++++ EXERCISE INPUT

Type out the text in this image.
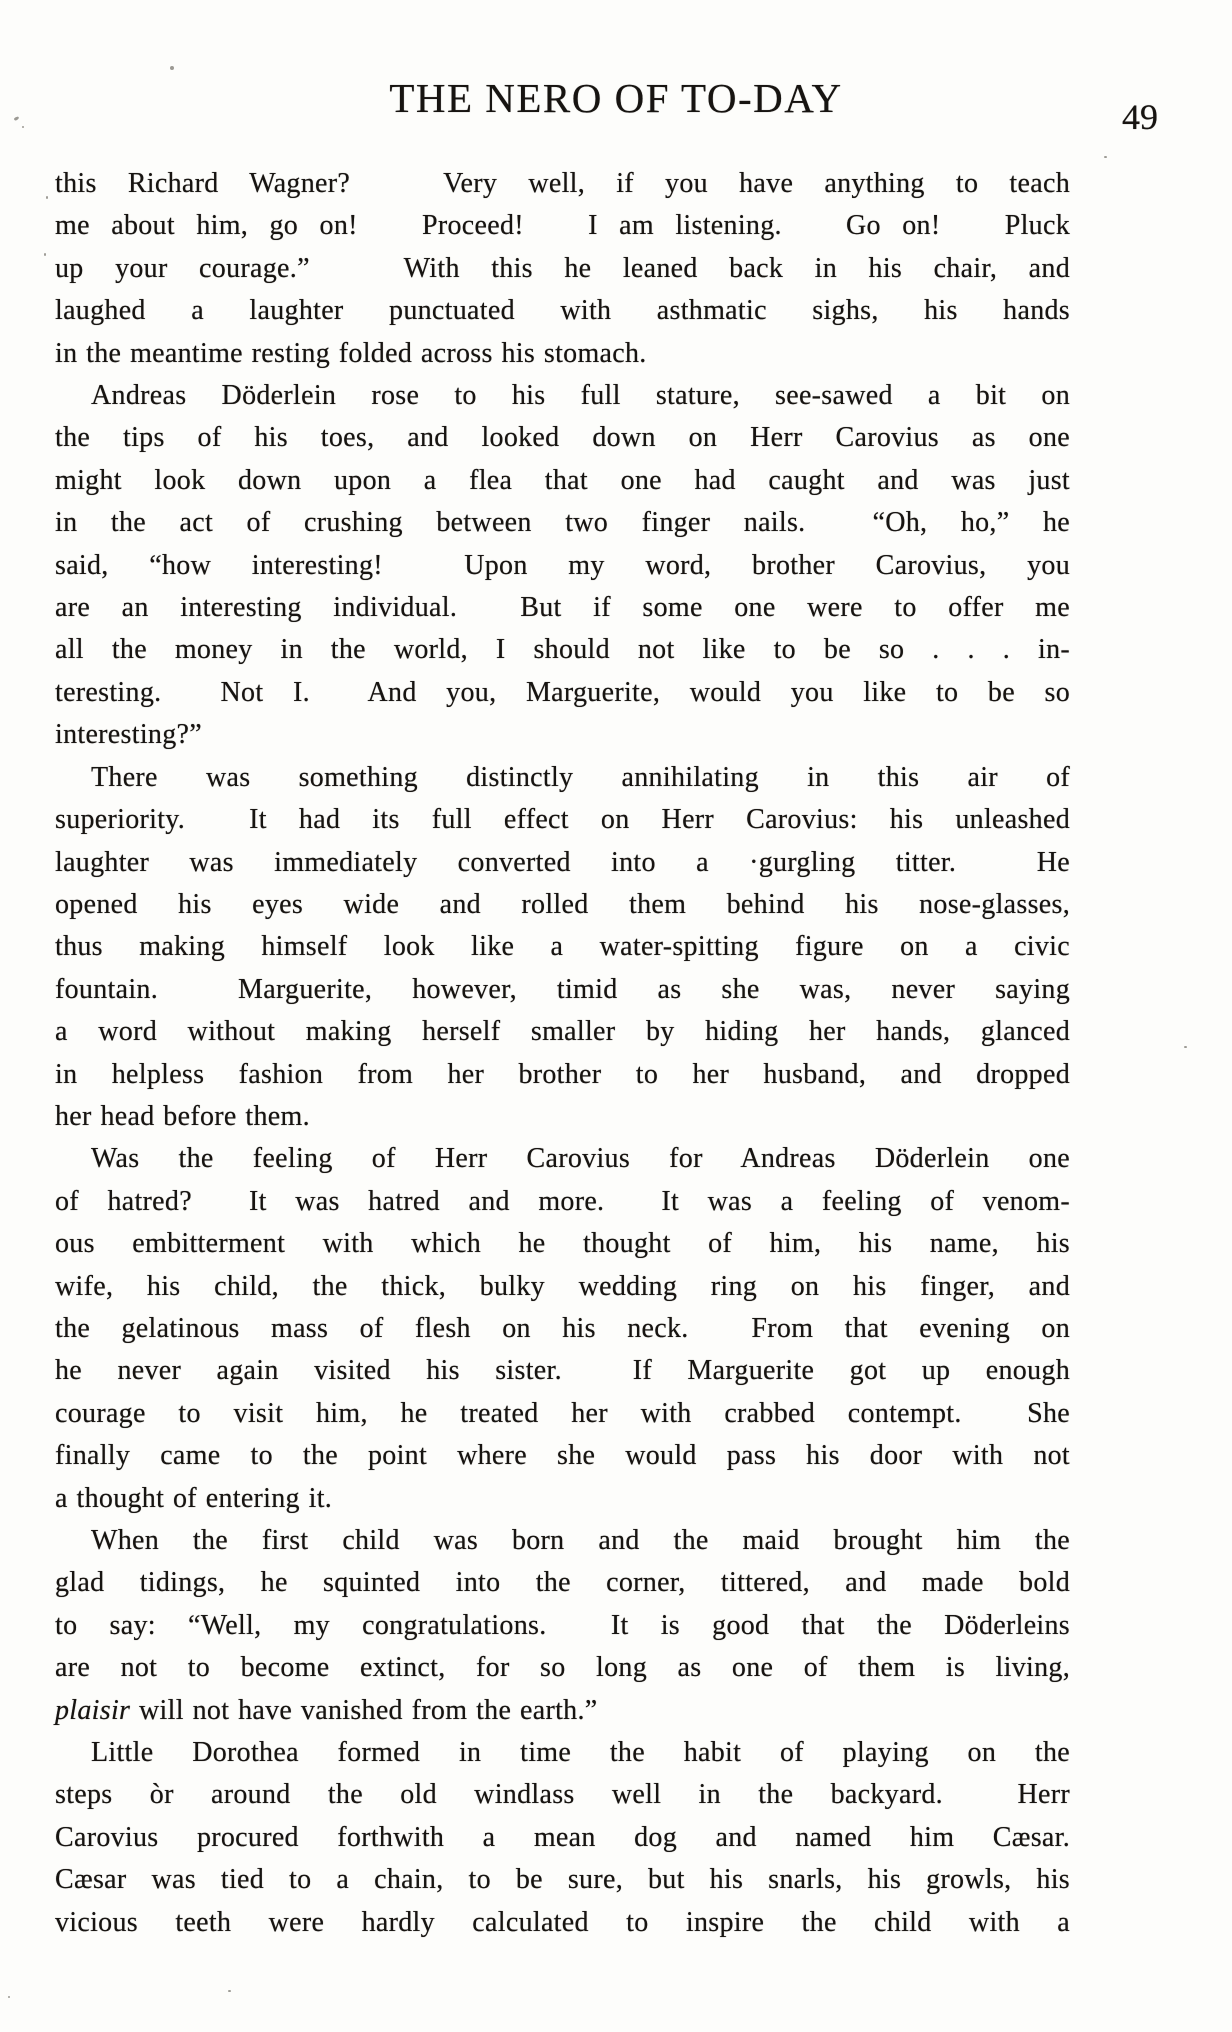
THE NERO OF TO-DAY	49
this Richard Wagner?   Very well, if you have anything to teach
me about him, go on!   Proceed!   I am listening.   Go on!   Pluck
up your courage.”   With this he leaned back in his chair, and
laughed a laughter punctuated with asthmatic sighs, his hands
in the meantime resting folded across his stomach.
Andreas Döderlein rose to his full stature, see-sawed a bit on
the tips of his toes, and looked down on Herr Carovius as one
might look down upon a flea that one had caught and was just
in the act of crushing between two finger nails.  “Oh, ho,” he
said, “how interesting!  Upon my word, brother Carovius, you
are an interesting individual.  But if some one were to offer me
all the money in the world, I should not like to be so . . . in-
teresting.  Not I.  And you, Marguerite, would you like to be so
interesting?”
There was something distinctly annihilating in this air of
superiority.  It had its full effect on Herr Carovius: his unleashed
laughter was immediately converted into a ·gurgling titter.  He
opened his eyes wide and rolled them behind his nose-glasses,
thus making himself look like a water-spitting figure on a civic
fountain.  Marguerite, however, timid as she was, never saying
a word without making herself smaller by hiding her hands, glanced
in helpless fashion from her brother to her husband, and dropped
her head before them.
Was the feeling of Herr Carovius for Andreas Döderlein one
of hatred?  It was hatred and more.  It was a feeling of venom-
ous embitterment with which he thought of him, his name, his
wife, his child, the thick, bulky wedding ring on his finger, and
the gelatinous mass of flesh on his neck.  From that evening on
he never again visited his sister.  If Marguerite got up enough
courage to visit him, he treated her with crabbed contempt.  She
finally came to the point where she would pass his door with not
a thought of entering it.
When the first child was born and the maid brought him the
glad tidings, he squinted into the corner, tittered, and made bold
to say: “Well, my congratulations.  It is good that the Döderleins
are not to become extinct, for so long as one of them is living,
plaisir will not have vanished from the earth.”
Little Dorothea formed in time the habit of playing on the
steps òr around the old windlass well in the backyard.  Herr
Carovius procured forthwith a mean dog and named him Cæsar.
Cæsar was tied to a chain, to be sure, but his snarls, his growls, his
vicious teeth were hardly calculated to inspire the child with a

++++++++

• _YOUR OBJECTIVE_: Leave out the pictures and transcribe everything else exactly.

• _RESULT BELOW_:
Type out the text in this image.
THE NERO OF TO-DAY	49
this Richard Wagner?   Very well, if you have anything to teach
me about him, go on!   Proceed!   I am listening.   Go on!   Pluck
up your courage.”   With this he leaned back in his chair, and
laughed a laughter punctuated with asthmatic sighs, his hands
in the meantime resting folded across his stomach.
Andreas Döderlein rose to his full stature, see-sawed a bit on
the tips of his toes, and looked down on Herr Carovius as one
might look down upon a flea that one had caught and was just
in the act of crushing between two finger nails.  “Oh, ho,” he
said, “how interesting!  Upon my word, brother Carovius, you
are an interesting individual.  But if some one were to offer me
all the money in the world, I should not like to be so . . . in-
teresting.  Not I.  And you, Marguerite, would you like to be so
interesting?”
There was something distinctly annihilating in this air of
superiority.  It had its full effect on Herr Carovius: his unleashed
laughter was immediately converted into a ·gurgling titter.  He
opened his eyes wide and rolled them behind his nose-glasses,
thus making himself look like a water-spitting figure on a civic
fountain.  Marguerite, however, timid as she was, never saying
a word without making herself smaller by hiding her hands, glanced
in helpless fashion from her brother to her husband, and dropped
her head before them.
Was the feeling of Herr Carovius for Andreas Döderlein one
of hatred?  It was hatred and more.  It was a feeling of venom-
ous embitterment with which he thought of him, his name, his
wife, his child, the thick, bulky wedding ring on his finger, and
the gelatinous mass of flesh on his neck.  From that evening on
he never again visited his sister.  If Marguerite got up enough
courage to visit him, he treated her with crabbed contempt.  She
finally came to the point where she would pass his door with not
a thought of entering it.
When the first child was born and the maid brought him the
glad tidings, he squinted into the corner, tittered, and made bold
to say: “Well, my congratulations.  It is good that the Döderleins
are not to become extinct, for so long as one of them is living,
plaisir will not have vanished from the earth.”
Little Dorothea formed in time the habit of playing on the
steps òr around the old windlass well in the backyard.  Herr
Carovius procured forthwith a mean dog and named him Cæsar.
Cæsar was tied to a chain, to be sure, but his snarls, his growls, his
vicious teeth were hardly calculated to inspire the child with a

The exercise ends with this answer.